═════ Data records ═════

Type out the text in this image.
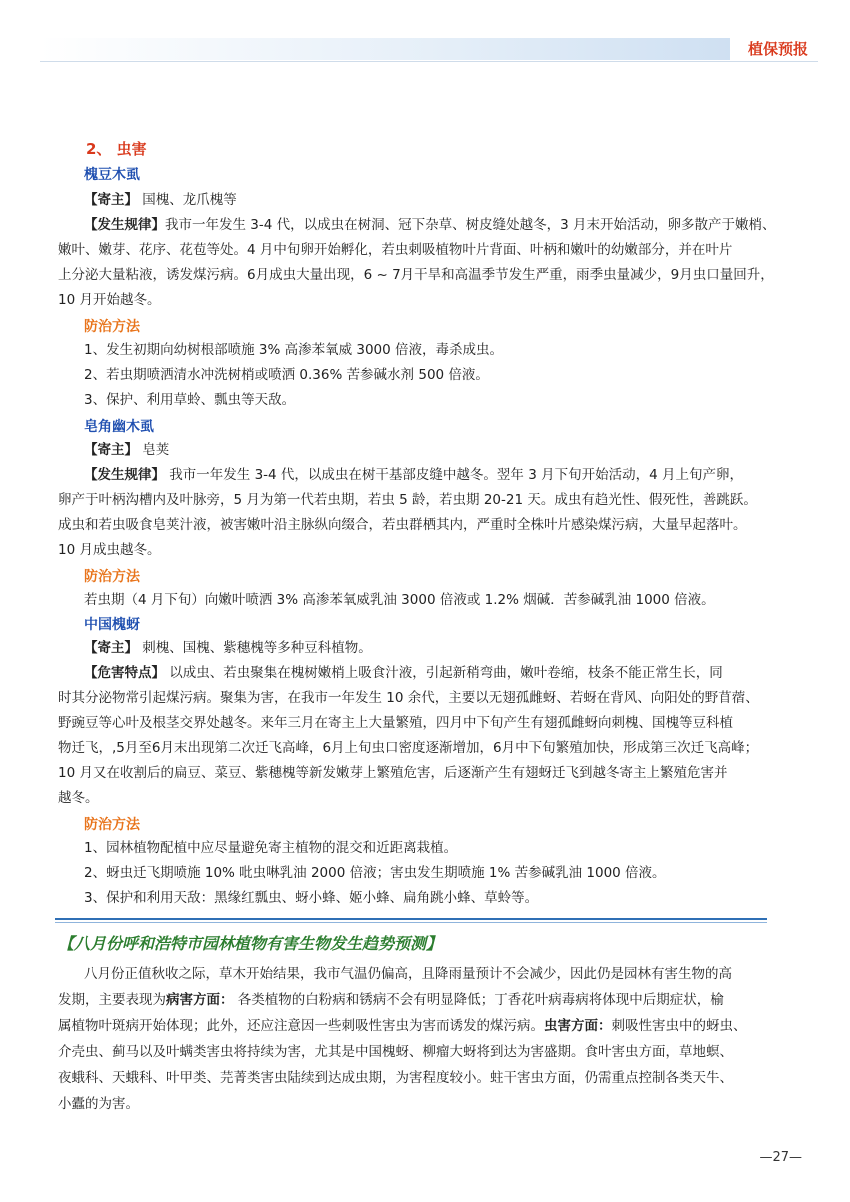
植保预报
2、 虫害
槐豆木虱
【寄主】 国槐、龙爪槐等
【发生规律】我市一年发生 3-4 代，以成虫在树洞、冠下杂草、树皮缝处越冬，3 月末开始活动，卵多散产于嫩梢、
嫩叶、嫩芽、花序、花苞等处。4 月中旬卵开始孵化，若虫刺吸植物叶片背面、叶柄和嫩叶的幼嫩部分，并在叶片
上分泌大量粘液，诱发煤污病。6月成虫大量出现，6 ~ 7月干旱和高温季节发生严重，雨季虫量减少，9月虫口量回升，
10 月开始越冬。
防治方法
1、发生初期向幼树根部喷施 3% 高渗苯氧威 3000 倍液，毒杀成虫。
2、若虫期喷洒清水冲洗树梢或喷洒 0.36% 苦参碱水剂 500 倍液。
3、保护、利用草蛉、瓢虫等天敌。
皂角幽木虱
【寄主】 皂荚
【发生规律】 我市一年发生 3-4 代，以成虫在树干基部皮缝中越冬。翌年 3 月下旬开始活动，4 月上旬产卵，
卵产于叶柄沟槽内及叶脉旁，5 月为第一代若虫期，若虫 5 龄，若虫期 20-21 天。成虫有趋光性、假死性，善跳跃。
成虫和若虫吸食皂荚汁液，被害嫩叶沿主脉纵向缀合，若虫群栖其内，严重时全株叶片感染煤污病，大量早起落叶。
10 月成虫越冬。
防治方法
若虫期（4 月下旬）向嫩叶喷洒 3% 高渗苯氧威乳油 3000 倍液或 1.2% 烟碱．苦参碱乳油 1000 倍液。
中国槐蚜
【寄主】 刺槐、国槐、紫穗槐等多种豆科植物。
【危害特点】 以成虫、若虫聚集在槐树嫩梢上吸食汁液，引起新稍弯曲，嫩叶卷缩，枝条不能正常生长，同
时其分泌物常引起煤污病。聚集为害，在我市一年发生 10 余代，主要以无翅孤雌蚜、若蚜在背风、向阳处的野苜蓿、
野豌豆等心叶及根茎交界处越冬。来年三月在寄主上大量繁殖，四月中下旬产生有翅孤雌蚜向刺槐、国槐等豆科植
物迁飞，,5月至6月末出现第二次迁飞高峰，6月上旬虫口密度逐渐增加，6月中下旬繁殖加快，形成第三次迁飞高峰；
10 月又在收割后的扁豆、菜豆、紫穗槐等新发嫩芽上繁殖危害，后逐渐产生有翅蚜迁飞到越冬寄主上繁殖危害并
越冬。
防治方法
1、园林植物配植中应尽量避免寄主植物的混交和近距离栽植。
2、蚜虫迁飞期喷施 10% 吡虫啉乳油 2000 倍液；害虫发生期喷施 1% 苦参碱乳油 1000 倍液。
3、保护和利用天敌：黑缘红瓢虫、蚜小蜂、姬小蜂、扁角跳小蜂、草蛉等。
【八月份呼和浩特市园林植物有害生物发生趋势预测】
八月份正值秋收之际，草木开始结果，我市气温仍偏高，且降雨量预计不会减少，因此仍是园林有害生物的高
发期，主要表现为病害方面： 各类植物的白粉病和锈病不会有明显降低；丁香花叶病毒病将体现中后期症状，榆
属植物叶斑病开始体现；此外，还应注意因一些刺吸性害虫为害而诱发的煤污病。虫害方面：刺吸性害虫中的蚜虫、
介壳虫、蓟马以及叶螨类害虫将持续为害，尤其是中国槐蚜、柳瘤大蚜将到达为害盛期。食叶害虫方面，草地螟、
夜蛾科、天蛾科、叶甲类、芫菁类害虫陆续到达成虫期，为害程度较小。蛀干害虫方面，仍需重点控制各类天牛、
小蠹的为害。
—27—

═════
═════ Data records ═════

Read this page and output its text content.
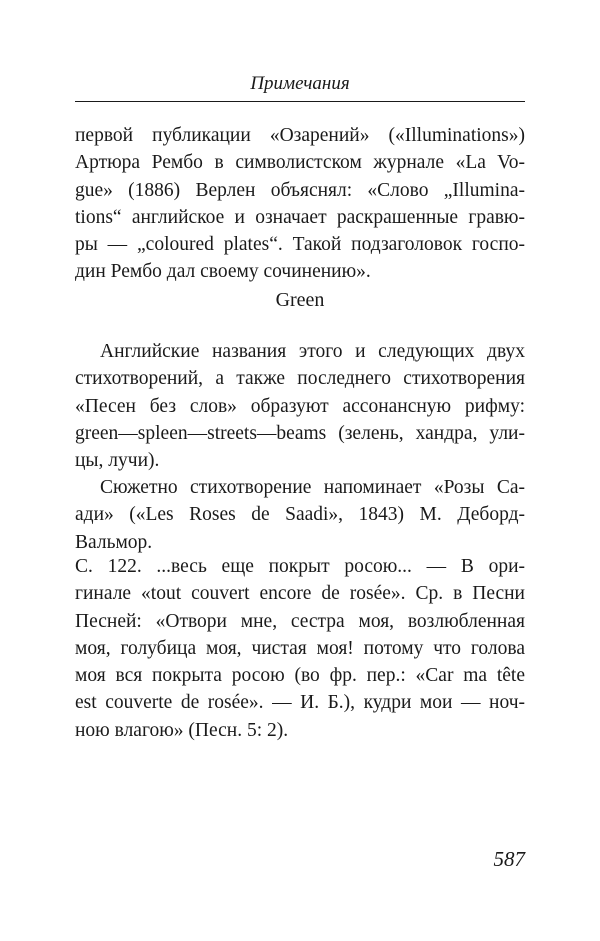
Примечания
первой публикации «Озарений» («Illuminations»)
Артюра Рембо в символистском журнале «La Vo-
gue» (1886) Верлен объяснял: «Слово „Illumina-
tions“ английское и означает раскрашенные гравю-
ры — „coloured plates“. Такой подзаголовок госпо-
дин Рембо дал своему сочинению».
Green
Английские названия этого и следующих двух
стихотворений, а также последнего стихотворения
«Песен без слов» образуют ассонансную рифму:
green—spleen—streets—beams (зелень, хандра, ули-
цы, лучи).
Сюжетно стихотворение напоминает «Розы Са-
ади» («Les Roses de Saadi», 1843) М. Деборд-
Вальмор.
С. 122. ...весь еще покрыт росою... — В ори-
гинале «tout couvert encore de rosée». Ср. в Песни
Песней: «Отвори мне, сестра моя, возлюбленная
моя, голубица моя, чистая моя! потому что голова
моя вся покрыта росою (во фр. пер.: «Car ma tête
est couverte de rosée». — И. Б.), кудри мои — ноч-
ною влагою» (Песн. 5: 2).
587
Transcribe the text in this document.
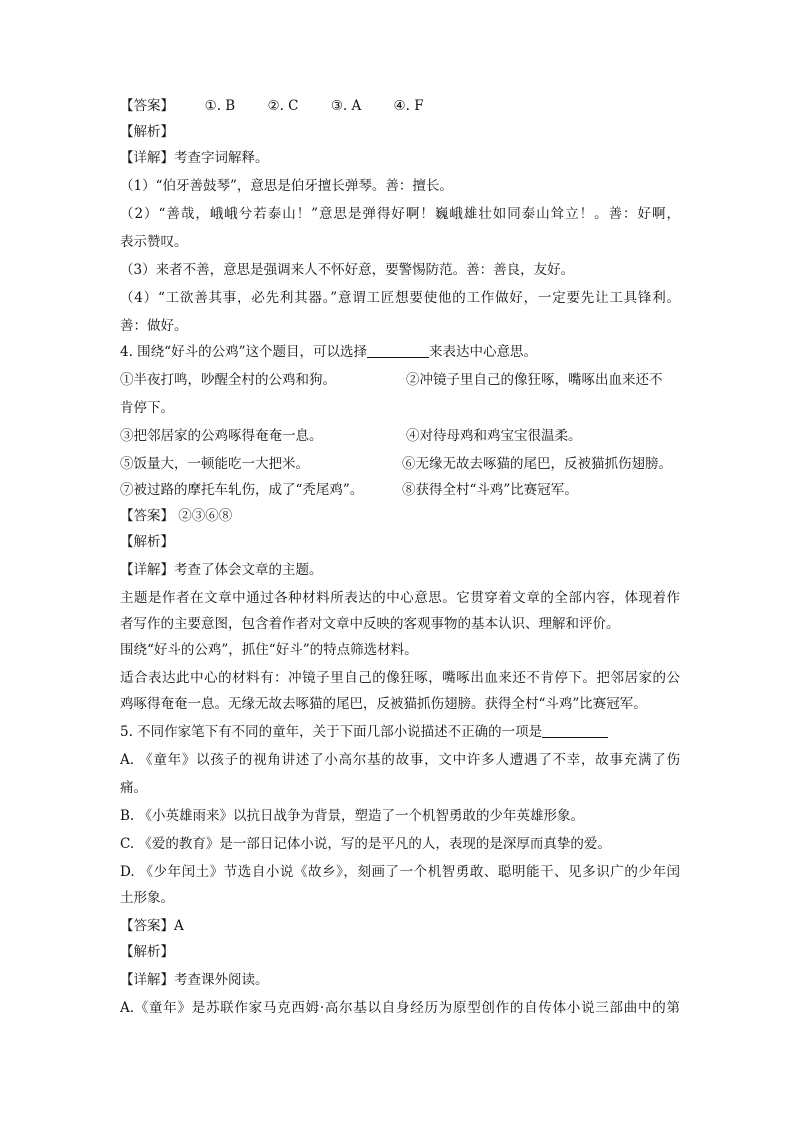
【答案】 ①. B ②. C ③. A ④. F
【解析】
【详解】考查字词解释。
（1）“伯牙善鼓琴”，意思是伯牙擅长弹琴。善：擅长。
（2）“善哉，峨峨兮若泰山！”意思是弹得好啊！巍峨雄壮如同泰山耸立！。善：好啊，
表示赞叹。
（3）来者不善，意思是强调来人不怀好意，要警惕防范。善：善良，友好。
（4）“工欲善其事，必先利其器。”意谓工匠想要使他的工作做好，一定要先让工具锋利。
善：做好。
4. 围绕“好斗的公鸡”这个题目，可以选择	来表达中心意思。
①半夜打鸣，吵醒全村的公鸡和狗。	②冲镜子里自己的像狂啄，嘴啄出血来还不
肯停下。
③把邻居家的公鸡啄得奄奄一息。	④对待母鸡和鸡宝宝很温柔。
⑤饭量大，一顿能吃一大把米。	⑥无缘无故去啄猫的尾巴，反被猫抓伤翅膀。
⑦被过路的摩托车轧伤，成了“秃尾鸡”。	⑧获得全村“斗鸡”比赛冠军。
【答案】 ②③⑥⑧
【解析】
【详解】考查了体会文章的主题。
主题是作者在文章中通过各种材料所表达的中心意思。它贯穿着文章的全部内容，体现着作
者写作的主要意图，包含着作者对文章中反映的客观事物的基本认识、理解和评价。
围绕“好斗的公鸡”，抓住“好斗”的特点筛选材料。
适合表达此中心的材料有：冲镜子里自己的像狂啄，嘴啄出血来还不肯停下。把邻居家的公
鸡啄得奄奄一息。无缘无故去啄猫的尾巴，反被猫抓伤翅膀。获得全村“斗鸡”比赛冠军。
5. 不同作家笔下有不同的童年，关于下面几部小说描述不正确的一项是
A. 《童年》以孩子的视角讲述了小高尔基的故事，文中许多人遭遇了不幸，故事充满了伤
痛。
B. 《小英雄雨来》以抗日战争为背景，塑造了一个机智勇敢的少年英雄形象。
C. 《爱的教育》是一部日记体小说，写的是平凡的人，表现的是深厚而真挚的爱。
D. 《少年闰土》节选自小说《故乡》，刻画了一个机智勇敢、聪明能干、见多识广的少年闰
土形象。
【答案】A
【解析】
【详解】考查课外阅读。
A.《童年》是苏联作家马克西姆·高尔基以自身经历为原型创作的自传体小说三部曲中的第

═════

[What the task requires] In the records above, find each line that holds the word "text"; copy all such lines.

[Finished task]
Type out the text in this image.
Read this page and output its text content.
Transcribe the text in this document.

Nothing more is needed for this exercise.